** Start DATA LISTING **
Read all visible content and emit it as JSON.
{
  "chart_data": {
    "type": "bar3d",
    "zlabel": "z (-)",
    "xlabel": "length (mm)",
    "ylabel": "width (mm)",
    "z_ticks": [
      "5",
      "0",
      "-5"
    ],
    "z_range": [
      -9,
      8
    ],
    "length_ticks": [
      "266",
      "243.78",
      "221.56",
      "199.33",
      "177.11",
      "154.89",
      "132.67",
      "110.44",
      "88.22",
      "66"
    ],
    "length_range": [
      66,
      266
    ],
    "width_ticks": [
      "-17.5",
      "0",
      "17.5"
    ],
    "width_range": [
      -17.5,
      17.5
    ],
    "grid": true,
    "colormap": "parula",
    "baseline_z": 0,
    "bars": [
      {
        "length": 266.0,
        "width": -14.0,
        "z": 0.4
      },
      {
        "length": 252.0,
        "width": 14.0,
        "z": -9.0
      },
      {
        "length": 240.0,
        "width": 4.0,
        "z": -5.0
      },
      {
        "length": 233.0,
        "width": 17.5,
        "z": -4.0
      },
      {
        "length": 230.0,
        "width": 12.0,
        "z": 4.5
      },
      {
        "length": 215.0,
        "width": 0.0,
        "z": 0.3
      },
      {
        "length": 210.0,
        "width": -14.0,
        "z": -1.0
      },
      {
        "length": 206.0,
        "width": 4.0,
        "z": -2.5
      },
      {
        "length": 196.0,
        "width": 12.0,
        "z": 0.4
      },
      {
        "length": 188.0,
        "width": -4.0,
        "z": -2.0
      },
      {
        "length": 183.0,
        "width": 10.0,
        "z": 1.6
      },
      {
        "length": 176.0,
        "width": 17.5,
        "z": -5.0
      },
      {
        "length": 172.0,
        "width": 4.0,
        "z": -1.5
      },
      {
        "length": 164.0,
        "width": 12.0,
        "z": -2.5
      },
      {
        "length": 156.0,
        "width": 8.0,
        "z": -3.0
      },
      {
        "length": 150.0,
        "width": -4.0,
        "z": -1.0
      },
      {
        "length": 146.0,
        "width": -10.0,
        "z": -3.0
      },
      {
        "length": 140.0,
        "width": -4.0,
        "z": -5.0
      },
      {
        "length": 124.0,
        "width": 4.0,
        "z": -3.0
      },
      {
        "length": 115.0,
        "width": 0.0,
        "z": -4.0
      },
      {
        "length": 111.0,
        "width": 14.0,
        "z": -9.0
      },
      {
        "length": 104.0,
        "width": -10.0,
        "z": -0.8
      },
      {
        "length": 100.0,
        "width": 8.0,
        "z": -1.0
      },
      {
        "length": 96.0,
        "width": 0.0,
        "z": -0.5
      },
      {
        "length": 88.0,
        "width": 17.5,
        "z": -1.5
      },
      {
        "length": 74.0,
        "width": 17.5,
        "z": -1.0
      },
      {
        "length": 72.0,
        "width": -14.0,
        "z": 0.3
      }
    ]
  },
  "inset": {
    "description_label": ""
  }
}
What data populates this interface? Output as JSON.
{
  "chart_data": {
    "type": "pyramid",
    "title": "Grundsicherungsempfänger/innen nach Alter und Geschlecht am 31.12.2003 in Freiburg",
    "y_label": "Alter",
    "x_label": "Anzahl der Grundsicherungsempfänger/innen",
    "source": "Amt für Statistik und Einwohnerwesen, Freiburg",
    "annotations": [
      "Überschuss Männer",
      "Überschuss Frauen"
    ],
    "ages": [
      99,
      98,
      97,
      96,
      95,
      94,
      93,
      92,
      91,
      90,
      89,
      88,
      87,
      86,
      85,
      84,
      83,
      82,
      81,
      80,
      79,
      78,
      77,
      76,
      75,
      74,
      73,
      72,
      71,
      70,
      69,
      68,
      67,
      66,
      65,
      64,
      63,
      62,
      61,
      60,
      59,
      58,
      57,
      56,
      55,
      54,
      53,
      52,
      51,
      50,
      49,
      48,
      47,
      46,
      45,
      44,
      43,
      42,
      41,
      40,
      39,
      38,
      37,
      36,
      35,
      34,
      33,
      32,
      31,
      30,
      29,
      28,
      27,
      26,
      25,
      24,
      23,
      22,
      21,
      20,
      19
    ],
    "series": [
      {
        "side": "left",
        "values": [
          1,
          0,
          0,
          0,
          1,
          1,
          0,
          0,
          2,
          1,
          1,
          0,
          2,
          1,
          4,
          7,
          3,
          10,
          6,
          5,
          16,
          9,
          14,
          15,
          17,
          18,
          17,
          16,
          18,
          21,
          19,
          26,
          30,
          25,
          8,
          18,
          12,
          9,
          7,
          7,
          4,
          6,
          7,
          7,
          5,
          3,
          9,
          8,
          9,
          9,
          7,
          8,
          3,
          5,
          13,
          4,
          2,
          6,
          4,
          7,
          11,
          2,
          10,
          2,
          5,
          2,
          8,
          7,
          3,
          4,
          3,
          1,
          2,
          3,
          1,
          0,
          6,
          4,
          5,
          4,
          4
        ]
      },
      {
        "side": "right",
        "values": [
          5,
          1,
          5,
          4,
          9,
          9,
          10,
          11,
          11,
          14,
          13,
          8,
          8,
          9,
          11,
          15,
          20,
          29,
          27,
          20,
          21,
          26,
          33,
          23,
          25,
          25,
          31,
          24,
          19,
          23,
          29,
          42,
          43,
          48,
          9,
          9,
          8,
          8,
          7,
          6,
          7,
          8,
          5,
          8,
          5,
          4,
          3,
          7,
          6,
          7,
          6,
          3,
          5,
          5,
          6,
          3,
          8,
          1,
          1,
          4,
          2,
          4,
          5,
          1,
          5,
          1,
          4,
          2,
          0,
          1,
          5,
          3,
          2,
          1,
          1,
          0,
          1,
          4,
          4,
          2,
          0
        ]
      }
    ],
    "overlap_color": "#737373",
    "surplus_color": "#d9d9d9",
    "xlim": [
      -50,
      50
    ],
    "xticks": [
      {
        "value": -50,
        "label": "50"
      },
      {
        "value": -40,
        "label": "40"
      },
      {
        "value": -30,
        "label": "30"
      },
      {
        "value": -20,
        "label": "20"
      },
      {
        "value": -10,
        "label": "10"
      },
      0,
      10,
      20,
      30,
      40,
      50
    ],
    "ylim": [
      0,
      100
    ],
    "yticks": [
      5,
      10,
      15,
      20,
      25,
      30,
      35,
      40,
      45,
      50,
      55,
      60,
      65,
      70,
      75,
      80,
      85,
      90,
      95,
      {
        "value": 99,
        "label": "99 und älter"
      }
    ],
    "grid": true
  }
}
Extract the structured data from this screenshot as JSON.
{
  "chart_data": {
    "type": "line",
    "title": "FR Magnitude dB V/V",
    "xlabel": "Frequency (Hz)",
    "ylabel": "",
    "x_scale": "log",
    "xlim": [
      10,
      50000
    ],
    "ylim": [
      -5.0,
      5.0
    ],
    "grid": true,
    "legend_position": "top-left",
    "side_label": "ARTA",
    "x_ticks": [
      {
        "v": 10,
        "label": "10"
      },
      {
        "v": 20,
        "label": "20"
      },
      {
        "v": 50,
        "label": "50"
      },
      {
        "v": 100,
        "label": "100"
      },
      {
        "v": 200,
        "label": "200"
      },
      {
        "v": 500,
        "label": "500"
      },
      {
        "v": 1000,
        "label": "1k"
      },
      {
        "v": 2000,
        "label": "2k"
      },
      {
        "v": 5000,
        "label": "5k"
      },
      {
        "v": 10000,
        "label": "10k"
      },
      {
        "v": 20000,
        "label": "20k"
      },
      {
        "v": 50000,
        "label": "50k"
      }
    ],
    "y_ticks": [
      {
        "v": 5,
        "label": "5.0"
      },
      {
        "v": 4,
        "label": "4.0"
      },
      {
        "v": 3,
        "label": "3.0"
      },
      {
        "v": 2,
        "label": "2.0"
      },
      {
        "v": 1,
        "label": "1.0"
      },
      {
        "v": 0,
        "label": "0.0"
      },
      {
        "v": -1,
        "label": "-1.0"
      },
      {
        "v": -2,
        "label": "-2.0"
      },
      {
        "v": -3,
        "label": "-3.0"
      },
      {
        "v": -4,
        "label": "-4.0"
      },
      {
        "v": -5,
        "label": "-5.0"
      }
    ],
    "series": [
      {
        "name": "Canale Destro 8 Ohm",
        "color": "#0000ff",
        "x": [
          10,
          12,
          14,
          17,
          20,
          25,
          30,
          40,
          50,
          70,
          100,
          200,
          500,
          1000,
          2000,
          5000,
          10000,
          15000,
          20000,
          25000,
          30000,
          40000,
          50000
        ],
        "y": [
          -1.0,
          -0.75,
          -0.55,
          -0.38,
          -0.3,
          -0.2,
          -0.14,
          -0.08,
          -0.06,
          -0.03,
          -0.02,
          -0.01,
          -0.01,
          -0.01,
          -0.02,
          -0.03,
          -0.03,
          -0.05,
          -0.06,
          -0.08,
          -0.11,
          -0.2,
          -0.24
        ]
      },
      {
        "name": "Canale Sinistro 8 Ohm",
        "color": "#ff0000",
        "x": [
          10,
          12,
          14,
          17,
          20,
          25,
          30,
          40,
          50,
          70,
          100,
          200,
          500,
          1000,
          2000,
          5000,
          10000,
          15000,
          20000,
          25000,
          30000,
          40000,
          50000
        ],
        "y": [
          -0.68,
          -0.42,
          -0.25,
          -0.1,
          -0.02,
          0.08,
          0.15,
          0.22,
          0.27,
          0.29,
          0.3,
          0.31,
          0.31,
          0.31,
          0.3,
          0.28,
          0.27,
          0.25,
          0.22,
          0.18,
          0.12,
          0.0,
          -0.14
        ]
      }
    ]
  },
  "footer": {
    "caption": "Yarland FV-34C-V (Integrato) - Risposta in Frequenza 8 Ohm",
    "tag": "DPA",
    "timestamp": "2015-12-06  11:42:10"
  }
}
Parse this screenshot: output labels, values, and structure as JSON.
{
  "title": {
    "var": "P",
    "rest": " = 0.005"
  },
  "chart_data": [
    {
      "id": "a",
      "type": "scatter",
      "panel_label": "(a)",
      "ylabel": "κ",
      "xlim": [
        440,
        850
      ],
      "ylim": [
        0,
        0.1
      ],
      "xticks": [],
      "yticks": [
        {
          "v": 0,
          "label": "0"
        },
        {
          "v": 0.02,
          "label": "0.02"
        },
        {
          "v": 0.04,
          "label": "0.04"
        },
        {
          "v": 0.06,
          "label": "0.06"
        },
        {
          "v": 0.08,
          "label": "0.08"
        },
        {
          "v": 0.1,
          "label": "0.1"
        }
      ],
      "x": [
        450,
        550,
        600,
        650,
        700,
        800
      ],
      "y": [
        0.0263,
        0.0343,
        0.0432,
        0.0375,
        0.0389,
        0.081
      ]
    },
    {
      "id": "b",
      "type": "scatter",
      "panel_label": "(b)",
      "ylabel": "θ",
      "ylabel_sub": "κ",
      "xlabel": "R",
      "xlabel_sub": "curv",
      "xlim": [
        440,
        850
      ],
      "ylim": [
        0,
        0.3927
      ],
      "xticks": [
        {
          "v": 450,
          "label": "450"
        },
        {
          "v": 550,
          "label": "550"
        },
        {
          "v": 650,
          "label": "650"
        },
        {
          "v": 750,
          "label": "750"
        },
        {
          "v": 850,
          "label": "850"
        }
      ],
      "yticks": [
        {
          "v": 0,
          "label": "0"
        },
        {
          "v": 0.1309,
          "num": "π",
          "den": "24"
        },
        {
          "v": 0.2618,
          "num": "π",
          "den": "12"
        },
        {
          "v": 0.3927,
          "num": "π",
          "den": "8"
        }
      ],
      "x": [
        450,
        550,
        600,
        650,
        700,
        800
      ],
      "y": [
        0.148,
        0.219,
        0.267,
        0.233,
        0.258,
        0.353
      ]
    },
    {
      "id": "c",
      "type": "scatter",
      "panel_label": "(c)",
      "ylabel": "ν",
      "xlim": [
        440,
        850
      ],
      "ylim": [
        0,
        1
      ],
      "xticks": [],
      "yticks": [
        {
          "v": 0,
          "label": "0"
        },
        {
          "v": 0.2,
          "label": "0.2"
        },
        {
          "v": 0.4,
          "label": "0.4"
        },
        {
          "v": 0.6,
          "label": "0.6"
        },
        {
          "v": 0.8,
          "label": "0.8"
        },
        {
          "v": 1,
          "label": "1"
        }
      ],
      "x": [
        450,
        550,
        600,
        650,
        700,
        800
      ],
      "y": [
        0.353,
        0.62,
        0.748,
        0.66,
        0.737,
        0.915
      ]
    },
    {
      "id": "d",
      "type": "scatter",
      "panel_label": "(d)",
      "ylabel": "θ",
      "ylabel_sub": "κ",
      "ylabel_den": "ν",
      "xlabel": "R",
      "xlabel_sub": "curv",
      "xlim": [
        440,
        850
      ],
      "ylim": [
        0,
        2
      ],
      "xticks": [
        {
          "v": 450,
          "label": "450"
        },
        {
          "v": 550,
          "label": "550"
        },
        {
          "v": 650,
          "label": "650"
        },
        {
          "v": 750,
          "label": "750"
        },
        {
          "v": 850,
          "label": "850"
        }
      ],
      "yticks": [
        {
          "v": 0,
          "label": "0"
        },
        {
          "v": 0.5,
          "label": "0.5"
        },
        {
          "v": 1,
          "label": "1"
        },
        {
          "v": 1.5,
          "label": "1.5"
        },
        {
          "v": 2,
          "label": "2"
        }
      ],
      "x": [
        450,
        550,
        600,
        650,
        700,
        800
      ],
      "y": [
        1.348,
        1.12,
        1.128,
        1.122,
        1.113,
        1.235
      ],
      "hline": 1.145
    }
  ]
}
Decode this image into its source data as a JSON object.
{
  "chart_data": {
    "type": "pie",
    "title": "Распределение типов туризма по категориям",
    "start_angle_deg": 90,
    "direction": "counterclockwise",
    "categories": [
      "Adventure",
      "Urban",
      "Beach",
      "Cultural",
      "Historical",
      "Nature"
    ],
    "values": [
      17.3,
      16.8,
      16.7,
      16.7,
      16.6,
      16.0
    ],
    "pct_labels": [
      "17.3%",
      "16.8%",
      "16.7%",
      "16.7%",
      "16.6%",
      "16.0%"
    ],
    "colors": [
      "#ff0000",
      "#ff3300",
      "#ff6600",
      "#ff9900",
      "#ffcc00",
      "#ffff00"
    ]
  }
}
** End DATA LISTING **
_DIRECTIONS_
Pull out and copy each line containing the string "name".

_SOLUTION TO THE PROBLEM_
        "name": "Canale Destro 8 Ohm",
        "name": "Canale Sinistro 8 Ohm",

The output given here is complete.